■ **Instruction**
Retype all of the listing exactly, passing over any picture you find.

■ **Given data**

=-=-=-=-=

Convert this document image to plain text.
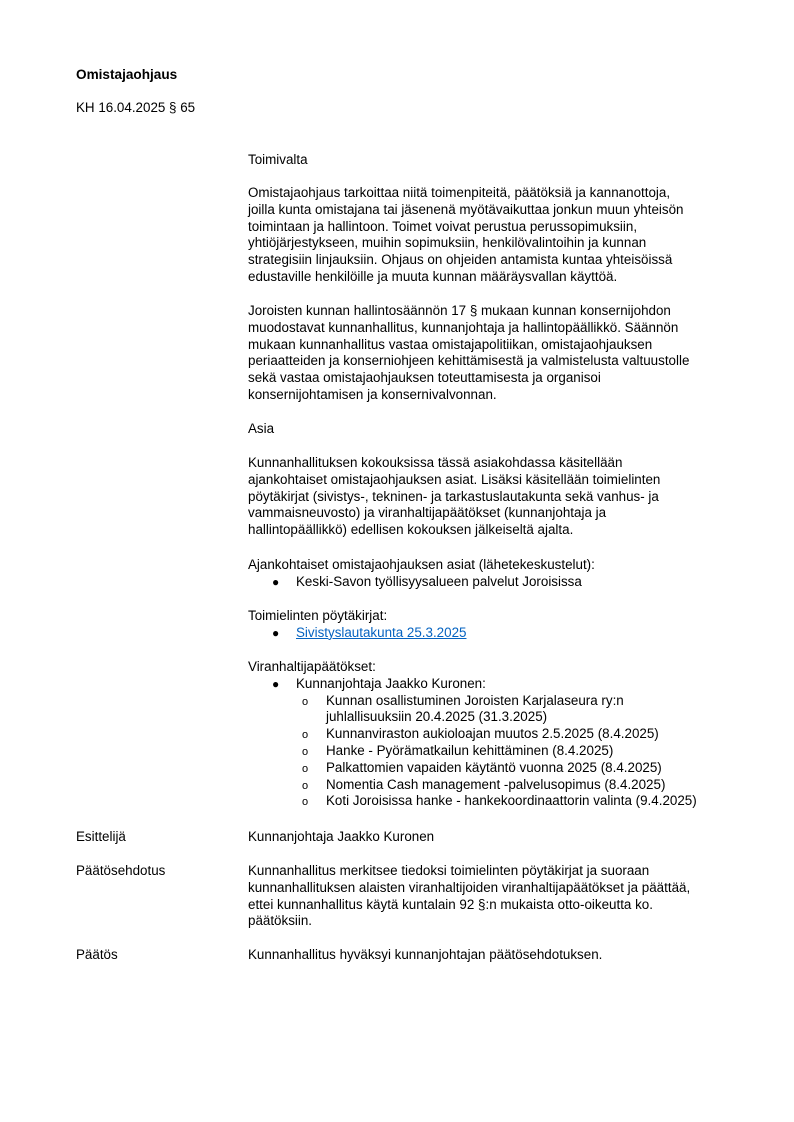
Omistajaohjaus
KH 16.04.2025 § 65

Toimivalta

Omistajaohjaus tarkoittaa niitä toimenpiteitä, päätöksiä ja kannanottoja,
joilla kunta omistajana tai jäsenenä myötävaikuttaa jonkun muun yhteisön
toimintaan ja hallintoon. Toimet voivat perustua perussopimuksiin,
yhtiöjärjestykseen, muihin sopimuksiin, henkilövalintoihin ja kunnan
strategisiin linjauksiin. Ohjaus on ohjeiden antamista kuntaa yhteisöissä
edustaville henkilöille ja muuta kunnan määräysvallan käyttöä.
Joroisten kunnan hallintosäännön 17 § mukaan kunnan konsernijohdon
muodostavat kunnanhallitus, kunnanjohtaja ja hallintopäällikkö. Säännön
mukaan kunnanhallitus vastaa omistajapolitiikan, omistajaohjauksen
periaatteiden ja konserniohjeen kehittämisestä ja valmistelusta valtuustolle
sekä vastaa omistajaohjauksen toteuttamisesta ja organisoi
konsernijohtamisen ja konsernivalvonnan.

Asia

Kunnanhallituksen kokouksissa tässä asiakohdassa käsitellään
ajankohtaiset omistajaohjauksen asiat. Lisäksi käsitellään toimielinten
pöytäkirjat (sivistys-, tekninen- ja tarkastuslautakunta sekä vanhus- ja
vammaisneuvosto) ja viranhaltijapäätökset (kunnanjohtaja ja
hallintopäällikkö) edellisen kokouksen jälkeiseltä ajalta.
Ajankohtaiset omistajaohjauksen asiat (lähetekeskustelut):
● Keski-Savon työllisyysalueen palvelut Joroisissa
Toimielinten pöytäkirjat:
● Sivistyslautakunta 25.3.2025
Viranhaltijapäätökset:
● Kunnanjohtaja Jaakko Kuronen:
o Kunnan osallistuminen Joroisten Karjalaseura ry:n
juhlallisuuksiin 20.4.2025 (31.3.2025)
o Kunnanviraston aukioloajan muutos 2.5.2025 (8.4.2025)
o Hanke - Pyörämatkailun kehittäminen (8.4.2025)
o Palkattomien vapaiden käytäntö vuonna 2025 (8.4.2025)
o Nomentia Cash management -palvelusopimus (8.4.2025)
o Koti Joroisissa hanke - hankekoordinaattorin valinta (9.4.2025)
Esittelijä	Kunnanjohtaja Jaakko Kuronen
Päätösehdotus	Kunnanhallitus merkitsee tiedoksi toimielinten pöytäkirjat ja suoraan
kunnanhallituksen alaisten viranhaltijoiden viranhaltijapäätökset ja päättää,
ettei kunnanhallitus käytä kuntalain 92 §:n mukaista otto-oikeutta ko.
päätöksiin.
Päätös	Kunnanhallitus hyväksyi kunnanjohtajan päätösehdotuksen.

=-=-=-=-=

■ **Finished answer**
Convert this document image to plain text.
Omistajaohjaus
KH 16.04.2025 § 65

Toimivalta

Omistajaohjaus tarkoittaa niitä toimenpiteitä, päätöksiä ja kannanottoja,
joilla kunta omistajana tai jäsenenä myötävaikuttaa jonkun muun yhteisön
toimintaan ja hallintoon. Toimet voivat perustua perussopimuksiin,
yhtiöjärjestykseen, muihin sopimuksiin, henkilövalintoihin ja kunnan
strategisiin linjauksiin. Ohjaus on ohjeiden antamista kuntaa yhteisöissä
edustaville henkilöille ja muuta kunnan määräysvallan käyttöä.
Joroisten kunnan hallintosäännön 17 § mukaan kunnan konsernijohdon
muodostavat kunnanhallitus, kunnanjohtaja ja hallintopäällikkö. Säännön
mukaan kunnanhallitus vastaa omistajapolitiikan, omistajaohjauksen
periaatteiden ja konserniohjeen kehittämisestä ja valmistelusta valtuustolle
sekä vastaa omistajaohjauksen toteuttamisesta ja organisoi
konsernijohtamisen ja konsernivalvonnan.

Asia

Kunnanhallituksen kokouksissa tässä asiakohdassa käsitellään
ajankohtaiset omistajaohjauksen asiat. Lisäksi käsitellään toimielinten
pöytäkirjat (sivistys-, tekninen- ja tarkastuslautakunta sekä vanhus- ja
vammaisneuvosto) ja viranhaltijapäätökset (kunnanjohtaja ja
hallintopäällikkö) edellisen kokouksen jälkeiseltä ajalta.
Ajankohtaiset omistajaohjauksen asiat (lähetekeskustelut):
● Keski-Savon työllisyysalueen palvelut Joroisissa
Toimielinten pöytäkirjat:
● Sivistyslautakunta 25.3.2025
Viranhaltijapäätökset:
● Kunnanjohtaja Jaakko Kuronen:
o Kunnan osallistuminen Joroisten Karjalaseura ry:n
juhlallisuuksiin 20.4.2025 (31.3.2025)
o Kunnanviraston aukioloajan muutos 2.5.2025 (8.4.2025)
o Hanke - Pyörämatkailun kehittäminen (8.4.2025)
o Palkattomien vapaiden käytäntö vuonna 2025 (8.4.2025)
o Nomentia Cash management -palvelusopimus (8.4.2025)
o Koti Joroisissa hanke - hankekoordinaattorin valinta (9.4.2025)
Esittelijä	Kunnanjohtaja Jaakko Kuronen
Päätösehdotus	Kunnanhallitus merkitsee tiedoksi toimielinten pöytäkirjat ja suoraan
kunnanhallituksen alaisten viranhaltijoiden viranhaltijapäätökset ja päättää,
ettei kunnanhallitus käytä kuntalain 92 §:n mukaista otto-oikeutta ko.
päätöksiin.
Päätös	Kunnanhallitus hyväksyi kunnanjohtajan päätösehdotuksen.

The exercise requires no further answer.